>> start RECORDS FOR THE TASK

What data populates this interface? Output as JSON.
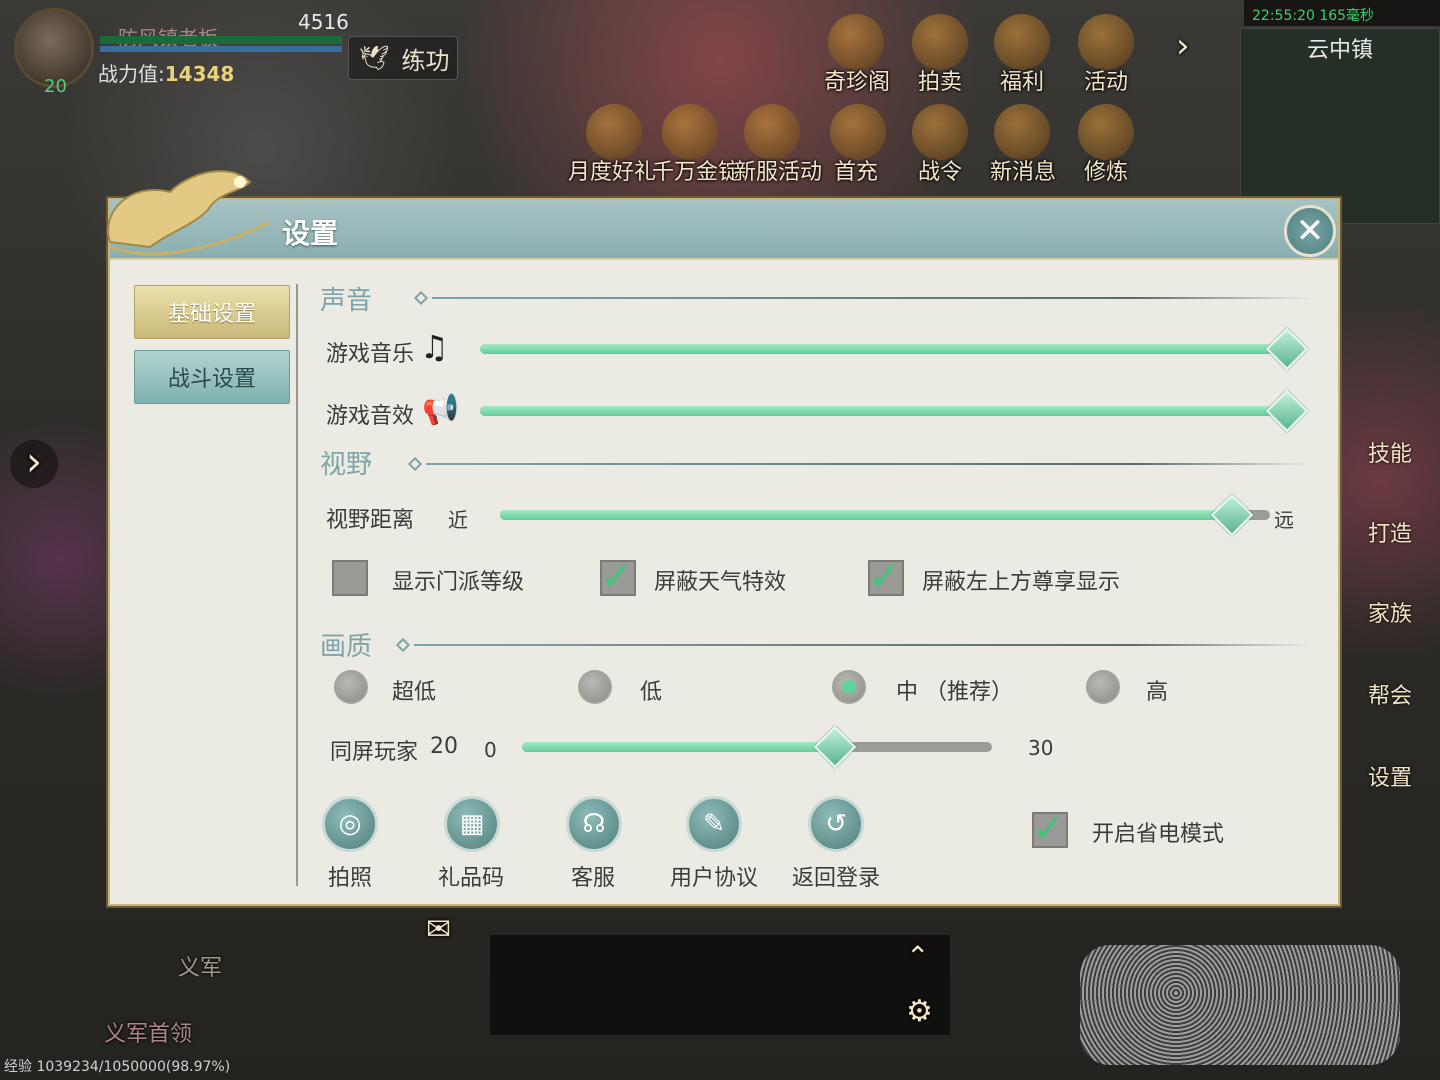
{
  "hud": {
    "player_name": "防风镇老板",
    "hp_value": "4516",
    "level": "20",
    "power_label": "战力值:",
    "power_value": "14348",
    "practice_label": "练功",
    "top_icons": [
      "奇珍阁",
      "拍卖",
      "福利",
      "活动"
    ],
    "second_icons": [
      "月度好礼",
      "千万金锭",
      "新服活动",
      "首充",
      "战令",
      "新消息",
      "修炼"
    ],
    "status": "22:55:20 165毫秒",
    "map_title": "云中镇",
    "side_icons": [
      "技能",
      "打造",
      "家族",
      "帮会",
      "设置"
    ],
    "bottom_label_1": "义军",
    "bottom_label_2": "义军首领",
    "exp_text": "经验 1039234/1050000(98.97%)"
  },
  "dialog": {
    "title": "设置",
    "tabs": [
      {
        "label": "基础设置",
        "active": true
      },
      {
        "label": "战斗设置",
        "active": false
      }
    ],
    "sound": {
      "section": "声音",
      "music_label": "游戏音乐",
      "music_icon": "music-note-icon",
      "music_level": 1.0,
      "effects_label": "游戏音效",
      "effects_icon": "speaker-icon",
      "effects_level": 1.0
    },
    "view": {
      "section": "视野",
      "distance_label": "视野距离",
      "near": "近",
      "far": "远",
      "distance_level": 0.95
    },
    "checks": [
      {
        "label": "显示门派等级",
        "checked": false
      },
      {
        "label": "屏蔽天气特效",
        "checked": true
      },
      {
        "label": "屏蔽左上方尊享显示",
        "checked": true
      }
    ],
    "quality": {
      "section": "画质",
      "options": [
        {
          "label": "超低",
          "selected": false
        },
        {
          "label": "低",
          "selected": false
        },
        {
          "label": "中 （推荐）",
          "selected": true
        },
        {
          "label": "高",
          "selected": false
        }
      ],
      "players_label": "同屏玩家",
      "players_value": "20",
      "players_min": "0",
      "players_max": "30",
      "players_level": 0.667
    },
    "buttons": [
      {
        "label": "拍照",
        "icon": "camera-icon"
      },
      {
        "label": "礼品码",
        "icon": "gift-icon"
      },
      {
        "label": "客服",
        "icon": "headset-icon"
      },
      {
        "label": "用户协议",
        "icon": "scroll-icon"
      },
      {
        "label": "返回登录",
        "icon": "return-icon"
      }
    ],
    "power_save": {
      "label": "开启省电模式",
      "checked": true
    },
    "colors": {
      "accent": "#5fcf9a",
      "header": "#8aaeb0",
      "gold": "#c9b879"
    }
  }
}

>> end RECORDS FOR THE TASK

### WHAT YOU NEED TO DO
Give nothing but the number of lines containing the string "checked".

### RESPONSE BELOW
4